Copy, in full, each line of the material that holds the word "案例讨论".
**********
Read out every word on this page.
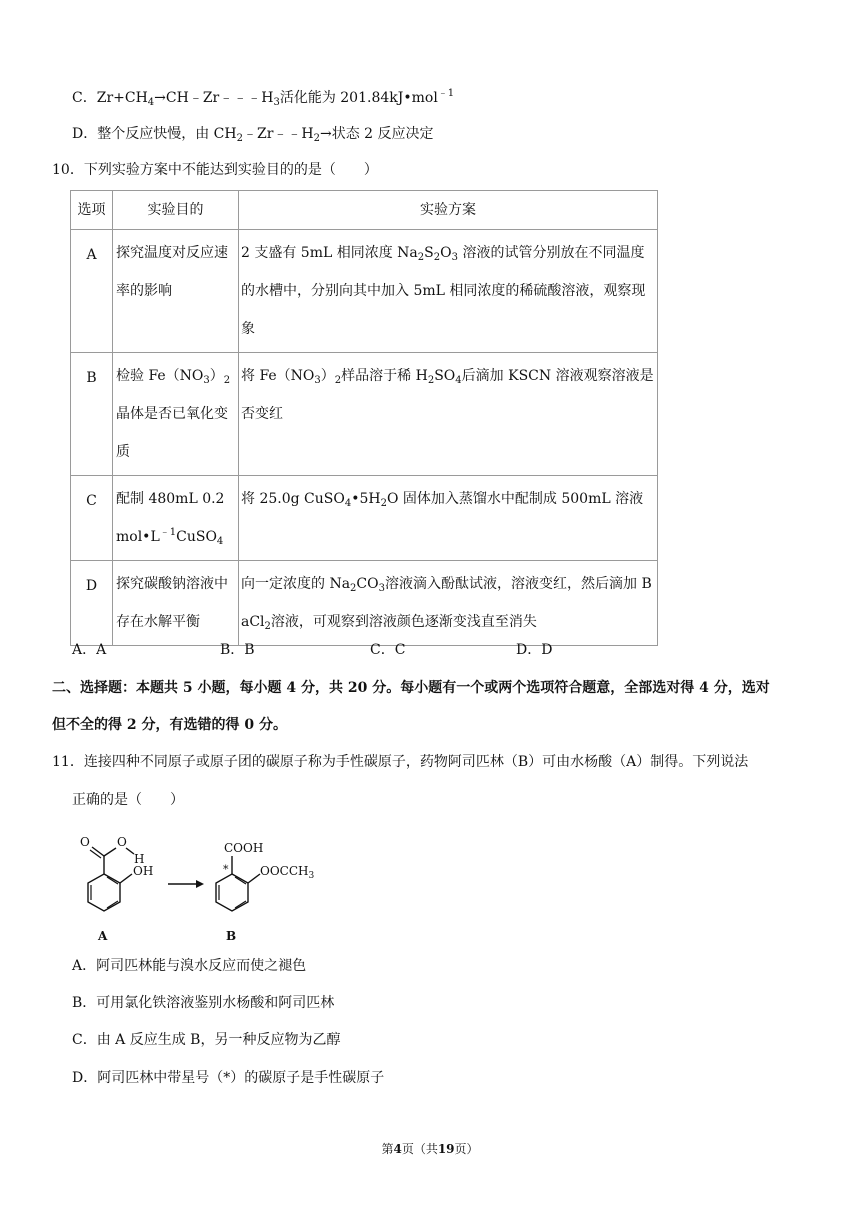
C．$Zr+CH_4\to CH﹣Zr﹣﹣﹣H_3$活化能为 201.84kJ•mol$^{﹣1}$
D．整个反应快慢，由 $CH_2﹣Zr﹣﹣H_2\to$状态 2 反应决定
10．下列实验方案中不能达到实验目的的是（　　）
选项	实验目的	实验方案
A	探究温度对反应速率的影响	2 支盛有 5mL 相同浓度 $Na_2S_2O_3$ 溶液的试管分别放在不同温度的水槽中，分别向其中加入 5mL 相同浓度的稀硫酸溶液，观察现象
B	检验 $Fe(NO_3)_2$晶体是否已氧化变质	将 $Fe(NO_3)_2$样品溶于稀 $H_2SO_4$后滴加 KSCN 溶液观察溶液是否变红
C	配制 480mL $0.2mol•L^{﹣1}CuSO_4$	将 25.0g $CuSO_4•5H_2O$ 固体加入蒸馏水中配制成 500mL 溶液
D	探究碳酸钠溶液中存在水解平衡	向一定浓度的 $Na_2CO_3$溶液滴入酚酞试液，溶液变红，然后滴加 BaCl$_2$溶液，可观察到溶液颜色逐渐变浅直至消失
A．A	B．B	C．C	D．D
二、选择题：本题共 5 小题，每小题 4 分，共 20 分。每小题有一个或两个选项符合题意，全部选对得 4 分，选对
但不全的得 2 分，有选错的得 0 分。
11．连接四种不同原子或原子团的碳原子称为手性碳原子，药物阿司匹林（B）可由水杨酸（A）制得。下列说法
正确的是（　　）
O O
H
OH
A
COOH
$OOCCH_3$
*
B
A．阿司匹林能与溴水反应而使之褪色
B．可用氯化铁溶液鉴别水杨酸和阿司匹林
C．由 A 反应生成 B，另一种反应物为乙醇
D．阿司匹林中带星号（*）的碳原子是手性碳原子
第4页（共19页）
**********
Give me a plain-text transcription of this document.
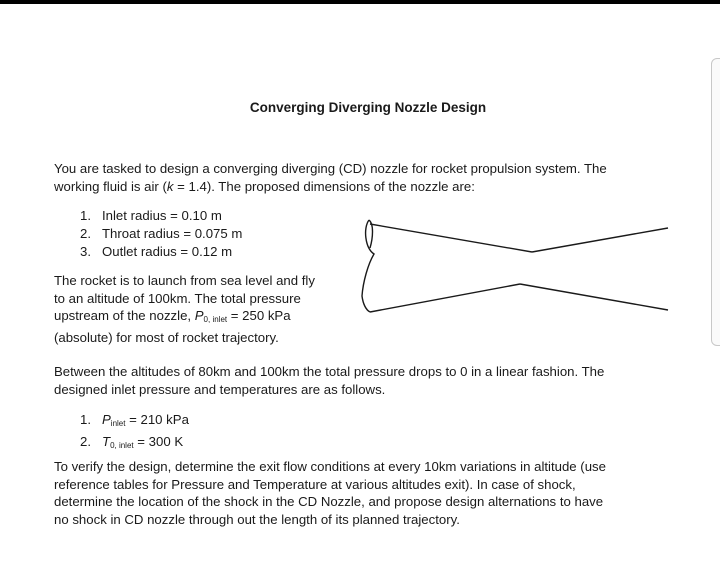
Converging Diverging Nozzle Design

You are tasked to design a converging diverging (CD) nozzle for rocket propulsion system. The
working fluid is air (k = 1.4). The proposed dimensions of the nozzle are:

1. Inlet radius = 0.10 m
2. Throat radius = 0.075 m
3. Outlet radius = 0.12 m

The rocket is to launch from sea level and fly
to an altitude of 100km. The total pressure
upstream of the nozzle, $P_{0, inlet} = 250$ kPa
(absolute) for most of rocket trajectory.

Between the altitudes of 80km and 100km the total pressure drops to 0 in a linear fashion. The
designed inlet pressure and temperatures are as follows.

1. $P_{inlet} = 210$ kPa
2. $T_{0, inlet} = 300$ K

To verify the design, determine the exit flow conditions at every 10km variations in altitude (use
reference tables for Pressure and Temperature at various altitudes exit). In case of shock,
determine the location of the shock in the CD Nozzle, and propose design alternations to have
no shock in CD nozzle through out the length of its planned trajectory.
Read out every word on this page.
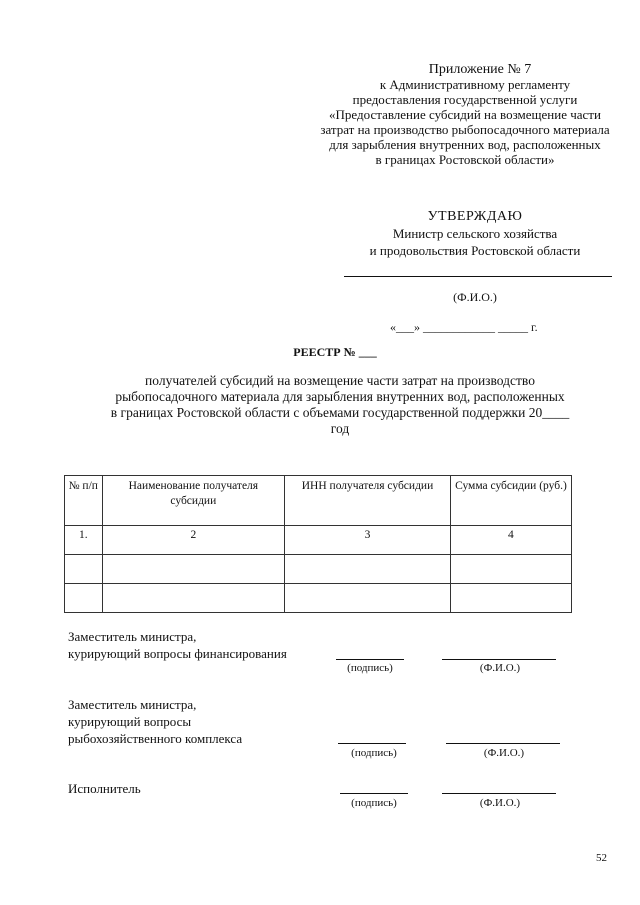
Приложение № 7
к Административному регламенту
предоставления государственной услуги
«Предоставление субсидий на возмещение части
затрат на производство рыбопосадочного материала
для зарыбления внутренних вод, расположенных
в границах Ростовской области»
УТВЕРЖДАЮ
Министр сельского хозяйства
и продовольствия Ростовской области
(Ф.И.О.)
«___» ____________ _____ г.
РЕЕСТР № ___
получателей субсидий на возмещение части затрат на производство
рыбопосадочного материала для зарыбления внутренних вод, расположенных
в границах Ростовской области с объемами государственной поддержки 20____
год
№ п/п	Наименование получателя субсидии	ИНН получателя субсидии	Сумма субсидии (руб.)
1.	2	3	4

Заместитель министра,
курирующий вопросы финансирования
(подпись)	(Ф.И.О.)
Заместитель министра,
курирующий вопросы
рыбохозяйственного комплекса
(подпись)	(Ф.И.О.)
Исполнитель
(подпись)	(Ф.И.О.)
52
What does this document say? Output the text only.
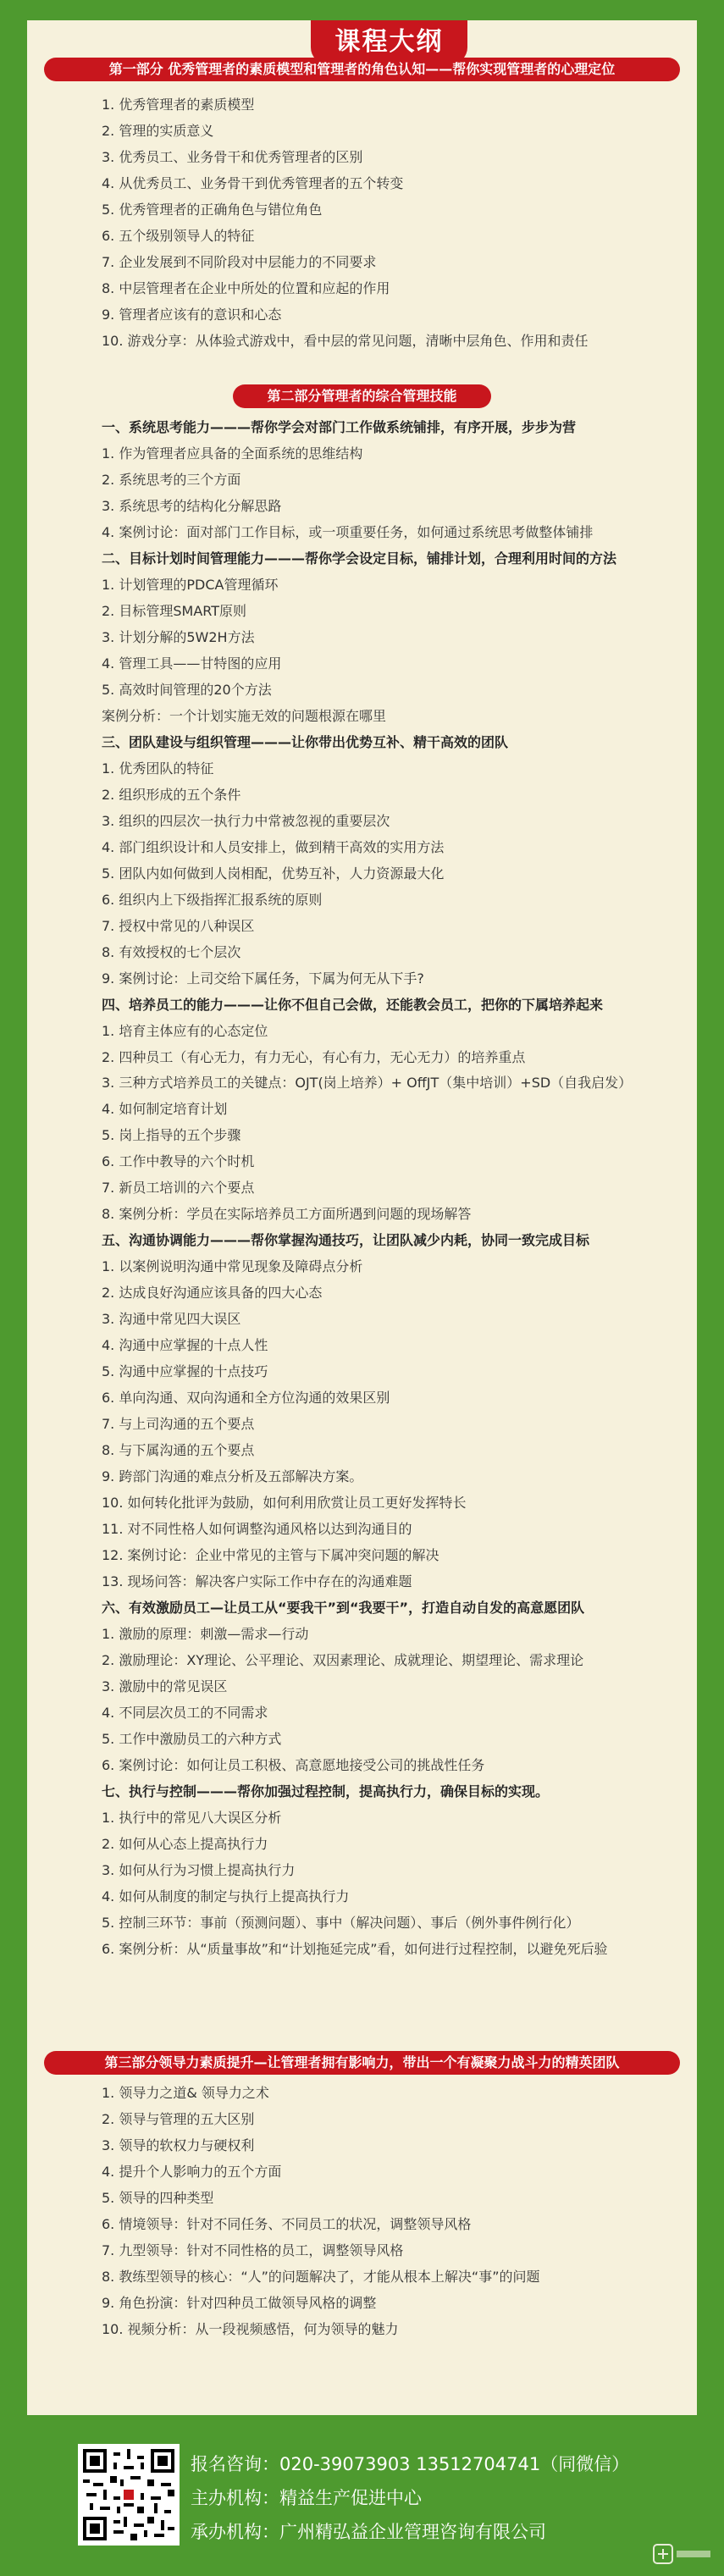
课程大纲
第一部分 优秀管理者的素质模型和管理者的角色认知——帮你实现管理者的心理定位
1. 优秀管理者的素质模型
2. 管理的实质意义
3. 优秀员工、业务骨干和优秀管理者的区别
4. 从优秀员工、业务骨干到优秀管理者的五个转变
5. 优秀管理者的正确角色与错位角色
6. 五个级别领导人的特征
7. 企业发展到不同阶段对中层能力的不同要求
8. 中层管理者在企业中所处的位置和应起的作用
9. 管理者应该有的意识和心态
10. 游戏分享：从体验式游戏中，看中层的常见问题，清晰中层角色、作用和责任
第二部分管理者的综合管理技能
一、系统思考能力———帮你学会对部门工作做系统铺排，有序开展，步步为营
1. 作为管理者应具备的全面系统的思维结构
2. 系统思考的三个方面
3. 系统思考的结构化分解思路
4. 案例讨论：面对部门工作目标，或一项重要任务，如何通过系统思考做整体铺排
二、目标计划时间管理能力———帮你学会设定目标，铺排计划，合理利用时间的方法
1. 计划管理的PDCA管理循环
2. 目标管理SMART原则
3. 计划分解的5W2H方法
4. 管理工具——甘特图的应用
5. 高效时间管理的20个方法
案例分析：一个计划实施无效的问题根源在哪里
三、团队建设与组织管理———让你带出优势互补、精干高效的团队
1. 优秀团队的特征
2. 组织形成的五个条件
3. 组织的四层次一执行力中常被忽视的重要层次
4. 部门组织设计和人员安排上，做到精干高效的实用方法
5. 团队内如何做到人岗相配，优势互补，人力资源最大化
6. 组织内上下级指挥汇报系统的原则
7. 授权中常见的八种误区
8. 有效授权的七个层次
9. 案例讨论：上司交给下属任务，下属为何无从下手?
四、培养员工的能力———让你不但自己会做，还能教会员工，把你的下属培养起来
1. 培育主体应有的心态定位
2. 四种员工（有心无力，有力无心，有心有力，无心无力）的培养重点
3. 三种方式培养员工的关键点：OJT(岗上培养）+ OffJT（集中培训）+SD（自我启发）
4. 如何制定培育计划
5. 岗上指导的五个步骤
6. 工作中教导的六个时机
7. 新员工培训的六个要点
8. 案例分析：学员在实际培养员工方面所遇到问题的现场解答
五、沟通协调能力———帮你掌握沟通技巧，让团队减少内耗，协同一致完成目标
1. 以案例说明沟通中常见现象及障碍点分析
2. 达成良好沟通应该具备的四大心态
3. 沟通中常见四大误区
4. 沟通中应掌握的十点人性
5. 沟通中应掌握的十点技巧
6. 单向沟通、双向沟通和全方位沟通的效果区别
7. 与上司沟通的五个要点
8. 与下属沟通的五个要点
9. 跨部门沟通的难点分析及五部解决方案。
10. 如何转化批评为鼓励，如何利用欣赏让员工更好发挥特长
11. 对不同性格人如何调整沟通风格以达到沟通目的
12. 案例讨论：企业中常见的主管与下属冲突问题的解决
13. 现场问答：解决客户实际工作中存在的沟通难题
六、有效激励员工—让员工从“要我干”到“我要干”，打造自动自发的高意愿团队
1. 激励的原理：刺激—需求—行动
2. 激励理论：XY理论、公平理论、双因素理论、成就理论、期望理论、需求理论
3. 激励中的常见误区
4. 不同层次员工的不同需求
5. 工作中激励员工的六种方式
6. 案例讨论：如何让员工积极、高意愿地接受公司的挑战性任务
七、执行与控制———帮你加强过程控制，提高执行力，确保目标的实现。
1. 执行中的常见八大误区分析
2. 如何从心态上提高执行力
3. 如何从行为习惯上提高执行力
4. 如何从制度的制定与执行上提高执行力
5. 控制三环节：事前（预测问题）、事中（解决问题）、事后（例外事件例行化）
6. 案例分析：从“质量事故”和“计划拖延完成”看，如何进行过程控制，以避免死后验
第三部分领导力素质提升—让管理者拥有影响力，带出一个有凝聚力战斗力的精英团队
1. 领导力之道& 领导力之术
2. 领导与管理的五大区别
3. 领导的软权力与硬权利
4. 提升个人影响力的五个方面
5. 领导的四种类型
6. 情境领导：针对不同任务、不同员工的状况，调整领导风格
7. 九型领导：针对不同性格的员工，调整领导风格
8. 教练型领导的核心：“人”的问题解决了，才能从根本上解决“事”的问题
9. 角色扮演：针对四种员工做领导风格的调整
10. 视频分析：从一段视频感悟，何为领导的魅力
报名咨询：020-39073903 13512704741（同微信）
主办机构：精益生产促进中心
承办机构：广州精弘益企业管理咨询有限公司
**********
COMPLETED TASK —
4. 案例讨论：面对部门工作目标，或一项重要任务，如何通过系统思考做整体铺排
9. 案例讨论：上司交给下属任务，下属为何无从下手?
12. 案例讨论：企业中常见的主管与下属冲突问题的解决
6. 案例讨论：如何让员工积极、高意愿地接受公司的挑战性任务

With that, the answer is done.